What you should do. Arrange the records as a Markdown table with the columns "Row" and "Entry", starting with the first line of the records and going on through the line with "chevron-up-icon[interactable] [341, 224, 381, 238]". Leave out any blank lines.

Exercise data.
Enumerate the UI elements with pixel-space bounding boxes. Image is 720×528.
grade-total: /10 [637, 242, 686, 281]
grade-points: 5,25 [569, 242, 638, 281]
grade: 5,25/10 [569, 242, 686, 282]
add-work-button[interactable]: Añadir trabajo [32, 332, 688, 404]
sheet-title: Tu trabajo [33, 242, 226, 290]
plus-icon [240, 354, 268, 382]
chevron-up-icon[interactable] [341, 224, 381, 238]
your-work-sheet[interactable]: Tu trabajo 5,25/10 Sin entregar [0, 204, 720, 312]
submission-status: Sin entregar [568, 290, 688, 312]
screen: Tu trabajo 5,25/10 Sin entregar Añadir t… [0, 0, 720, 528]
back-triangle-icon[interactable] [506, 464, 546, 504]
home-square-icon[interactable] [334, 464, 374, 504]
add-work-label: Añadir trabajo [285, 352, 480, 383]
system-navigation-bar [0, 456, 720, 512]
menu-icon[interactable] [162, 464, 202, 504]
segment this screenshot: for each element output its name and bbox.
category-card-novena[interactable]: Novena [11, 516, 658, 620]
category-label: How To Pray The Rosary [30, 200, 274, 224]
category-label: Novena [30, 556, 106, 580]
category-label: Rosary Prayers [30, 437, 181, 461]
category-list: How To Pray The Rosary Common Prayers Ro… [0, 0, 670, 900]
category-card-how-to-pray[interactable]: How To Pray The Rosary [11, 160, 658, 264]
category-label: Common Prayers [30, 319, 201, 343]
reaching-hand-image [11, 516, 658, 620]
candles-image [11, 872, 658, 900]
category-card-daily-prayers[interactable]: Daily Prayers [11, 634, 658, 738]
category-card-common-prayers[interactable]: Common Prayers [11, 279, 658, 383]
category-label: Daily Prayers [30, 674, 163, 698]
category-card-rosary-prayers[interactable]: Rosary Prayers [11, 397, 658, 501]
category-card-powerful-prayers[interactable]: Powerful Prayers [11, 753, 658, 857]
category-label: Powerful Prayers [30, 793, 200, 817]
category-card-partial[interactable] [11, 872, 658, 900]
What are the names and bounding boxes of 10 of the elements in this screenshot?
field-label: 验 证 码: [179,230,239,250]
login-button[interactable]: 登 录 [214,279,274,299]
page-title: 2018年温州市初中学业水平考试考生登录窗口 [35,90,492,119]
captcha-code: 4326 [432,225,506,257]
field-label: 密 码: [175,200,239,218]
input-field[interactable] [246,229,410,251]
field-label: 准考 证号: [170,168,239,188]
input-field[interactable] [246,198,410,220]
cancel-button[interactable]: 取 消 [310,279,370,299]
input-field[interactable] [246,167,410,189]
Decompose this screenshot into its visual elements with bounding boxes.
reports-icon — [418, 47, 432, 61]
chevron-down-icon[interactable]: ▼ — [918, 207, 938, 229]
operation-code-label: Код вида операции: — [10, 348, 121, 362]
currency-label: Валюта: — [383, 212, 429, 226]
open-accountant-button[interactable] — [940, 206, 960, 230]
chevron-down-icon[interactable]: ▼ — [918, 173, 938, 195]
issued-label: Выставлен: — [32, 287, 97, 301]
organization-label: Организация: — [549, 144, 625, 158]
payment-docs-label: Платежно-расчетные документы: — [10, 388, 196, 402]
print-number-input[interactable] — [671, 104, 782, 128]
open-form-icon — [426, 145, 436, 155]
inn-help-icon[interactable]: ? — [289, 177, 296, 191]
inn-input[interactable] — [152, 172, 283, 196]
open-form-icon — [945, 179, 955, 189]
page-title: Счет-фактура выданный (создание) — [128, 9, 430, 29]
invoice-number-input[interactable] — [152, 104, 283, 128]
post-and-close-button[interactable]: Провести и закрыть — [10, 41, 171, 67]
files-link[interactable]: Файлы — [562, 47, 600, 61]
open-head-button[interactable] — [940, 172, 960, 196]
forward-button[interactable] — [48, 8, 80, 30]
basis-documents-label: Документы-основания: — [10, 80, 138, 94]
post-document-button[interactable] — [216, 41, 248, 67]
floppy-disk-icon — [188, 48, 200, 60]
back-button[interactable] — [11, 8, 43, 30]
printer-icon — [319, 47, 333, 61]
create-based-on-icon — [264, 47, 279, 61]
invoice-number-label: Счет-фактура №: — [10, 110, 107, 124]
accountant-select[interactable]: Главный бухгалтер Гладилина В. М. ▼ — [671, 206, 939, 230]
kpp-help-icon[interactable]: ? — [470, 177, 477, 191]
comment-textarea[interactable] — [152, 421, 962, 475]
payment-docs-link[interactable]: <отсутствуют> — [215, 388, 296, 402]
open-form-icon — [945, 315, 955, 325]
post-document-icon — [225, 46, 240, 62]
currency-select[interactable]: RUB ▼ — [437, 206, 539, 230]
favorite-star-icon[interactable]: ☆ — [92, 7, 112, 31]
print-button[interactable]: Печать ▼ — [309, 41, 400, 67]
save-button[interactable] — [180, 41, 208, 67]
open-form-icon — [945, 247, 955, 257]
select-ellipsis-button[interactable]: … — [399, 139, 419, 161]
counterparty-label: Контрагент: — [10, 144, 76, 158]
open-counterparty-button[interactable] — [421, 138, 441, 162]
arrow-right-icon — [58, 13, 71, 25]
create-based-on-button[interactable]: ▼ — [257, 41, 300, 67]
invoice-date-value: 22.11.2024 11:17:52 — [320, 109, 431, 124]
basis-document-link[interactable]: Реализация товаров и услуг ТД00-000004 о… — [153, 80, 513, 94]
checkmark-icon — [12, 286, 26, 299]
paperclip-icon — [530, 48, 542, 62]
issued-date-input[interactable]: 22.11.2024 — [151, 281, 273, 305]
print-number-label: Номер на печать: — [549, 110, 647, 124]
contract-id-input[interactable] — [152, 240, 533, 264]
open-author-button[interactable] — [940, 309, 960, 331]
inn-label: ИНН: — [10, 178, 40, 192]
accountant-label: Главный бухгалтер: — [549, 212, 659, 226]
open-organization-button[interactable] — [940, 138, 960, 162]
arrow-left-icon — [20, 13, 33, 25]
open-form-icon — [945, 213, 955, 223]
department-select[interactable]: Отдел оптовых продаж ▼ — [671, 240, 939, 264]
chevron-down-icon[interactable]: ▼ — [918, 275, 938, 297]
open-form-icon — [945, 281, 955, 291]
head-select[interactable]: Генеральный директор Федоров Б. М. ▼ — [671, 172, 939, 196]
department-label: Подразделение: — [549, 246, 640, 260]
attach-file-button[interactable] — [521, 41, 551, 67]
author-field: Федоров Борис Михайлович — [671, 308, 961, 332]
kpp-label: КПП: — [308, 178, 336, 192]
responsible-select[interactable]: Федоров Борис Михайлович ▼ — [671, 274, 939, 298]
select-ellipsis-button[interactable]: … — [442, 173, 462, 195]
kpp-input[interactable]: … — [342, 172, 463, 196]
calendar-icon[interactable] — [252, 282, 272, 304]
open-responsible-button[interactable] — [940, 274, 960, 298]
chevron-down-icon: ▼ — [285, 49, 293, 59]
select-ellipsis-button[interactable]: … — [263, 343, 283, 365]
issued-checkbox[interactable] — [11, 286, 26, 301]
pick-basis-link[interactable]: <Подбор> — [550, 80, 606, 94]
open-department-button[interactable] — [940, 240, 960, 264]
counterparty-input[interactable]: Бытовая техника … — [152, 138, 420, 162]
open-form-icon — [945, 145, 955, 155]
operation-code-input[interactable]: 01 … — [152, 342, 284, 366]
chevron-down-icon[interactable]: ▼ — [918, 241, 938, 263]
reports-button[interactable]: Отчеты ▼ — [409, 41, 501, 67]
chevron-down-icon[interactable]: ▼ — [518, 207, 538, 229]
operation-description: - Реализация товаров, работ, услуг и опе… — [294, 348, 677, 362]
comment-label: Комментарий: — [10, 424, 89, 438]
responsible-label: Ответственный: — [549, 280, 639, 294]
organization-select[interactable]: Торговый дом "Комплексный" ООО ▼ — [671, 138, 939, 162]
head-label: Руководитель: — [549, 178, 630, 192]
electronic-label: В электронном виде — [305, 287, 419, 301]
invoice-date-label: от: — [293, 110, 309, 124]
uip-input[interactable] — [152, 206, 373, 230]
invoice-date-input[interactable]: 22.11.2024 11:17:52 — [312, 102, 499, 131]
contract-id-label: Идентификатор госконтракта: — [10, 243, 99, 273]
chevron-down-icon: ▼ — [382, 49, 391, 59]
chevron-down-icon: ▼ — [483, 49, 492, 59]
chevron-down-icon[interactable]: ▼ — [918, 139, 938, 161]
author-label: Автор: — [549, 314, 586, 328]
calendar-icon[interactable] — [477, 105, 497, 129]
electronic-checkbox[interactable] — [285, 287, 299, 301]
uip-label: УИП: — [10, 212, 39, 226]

Full answer.
| Row | Entry |
|---|---|
| 1 | Enumerate the UI elements with pixel-space bounding boxes. Image is 720×528. |
| 2 | grade-total: /10 [637, 242, 686, 281] |
| 3 | grade-points: 5,25 [569, 242, 638, 281] |
| 4 | grade: 5,25/10 [569, 242, 686, 282] |
| 5 | add-work-button[interactable]: Añadir trabajo [32, 332, 688, 404] |
| 6 | sheet-title: Tu trabajo [33, 242, 226, 290] |
| 7 | plus-icon [240, 354, 268, 382] |
| 8 | chevron-up-icon[interactable] [341, 224, 381, 238] |